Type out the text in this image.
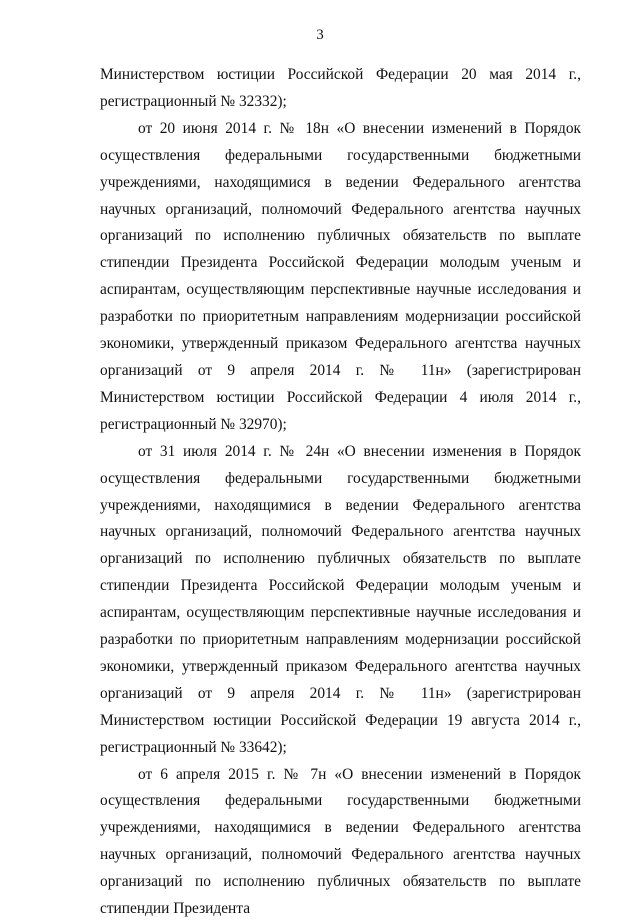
3

Министерством юстиции Российской Федерации 20 мая 2014 г., регистрационный № 32332);

от 20 июня 2014 г. № 18н «О внесении изменений в Порядок осуществления федеральными государственными бюджетными учреждениями, находящимися в ведении Федерального агентства научных организаций, полномочий Федерального агентства научных организаций по исполнению публичных обязательств по выплате стипендии Президента Российской Федерации молодым ученым и аспирантам, осуществляющим перспективные научные исследования и разработки по приоритетным направлениям модернизации российской экономики, утвержденный приказом Федерального агентства научных организаций от 9 апреля 2014 г. № 11н» (зарегистрирован Министерством юстиции Российской Федерации 4 июля 2014 г., регистрационный № 32970);

от 31 июля 2014 г. № 24н «О внесении изменения в Порядок осуществления федеральными государственными бюджетными учреждениями, находящимися в ведении Федерального агентства научных организаций, полномочий Федерального агентства научных организаций по исполнению публичных обязательств по выплате стипендии Президента Российской Федерации молодым ученым и аспирантам, осуществляющим перспективные научные исследования и разработки по приоритетным направлениям модернизации российской экономики, утвержденный приказом Федерального агентства научных организаций от 9 апреля 2014 г. № 11н» (зарегистрирован Министерством юстиции Российской Федерации 19 августа 2014 г., регистрационный № 33642);

от 6 апреля 2015 г. № 7н «О внесении изменений в Порядок осуществления федеральными государственными бюджетными учреждениями, находящимися в ведении Федерального агентства научных организаций, полномочий Федерального агентства научных организаций по исполнению публичных обязательств по выплате стипендии Президента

PROBLEM DESCRIPTION:
From the entries above, copy every line that holds the word "зарегистрирован".

WRITTEN REPLY:
от 20 июня 2014 г. № 18н «О внесении изменений в Порядок осуществления федеральными государственными бюджетными учреждениями, находящимися в ведении Федерального агентства научных организаций, полномочий Федерального агентства научных организаций по исполнению публичных обязательств по выплате стипендии Президента Российской Федерации молодым ученым и аспирантам, осуществляющим перспективные научные исследования и разработки по приоритетным направлениям модернизации российской экономики, утвержденный приказом Федерального агентства научных организаций от 9 апреля 2014 г. № 11н» (зарегистрирован Министерством юстиции Российской Федерации 4 июля 2014 г., регистрационный № 32970);
от 31 июля 2014 г. № 24н «О внесении изменения в Порядок осуществления федеральными государственными бюджетными учреждениями, находящимися в ведении Федерального агентства научных организаций, полномочий Федерального агентства научных организаций по исполнению публичных обязательств по выплате стипендии Президента Российской Федерации молодым ученым и аспирантам, осуществляющим перспективные научные исследования и разработки по приоритетным направлениям модернизации российской экономики, утвержденный приказом Федерального агентства научных организаций от 9 апреля 2014 г. № 11н» (зарегистрирован Министерством юстиции Российской Федерации 19 августа 2014 г., регистрационный № 33642);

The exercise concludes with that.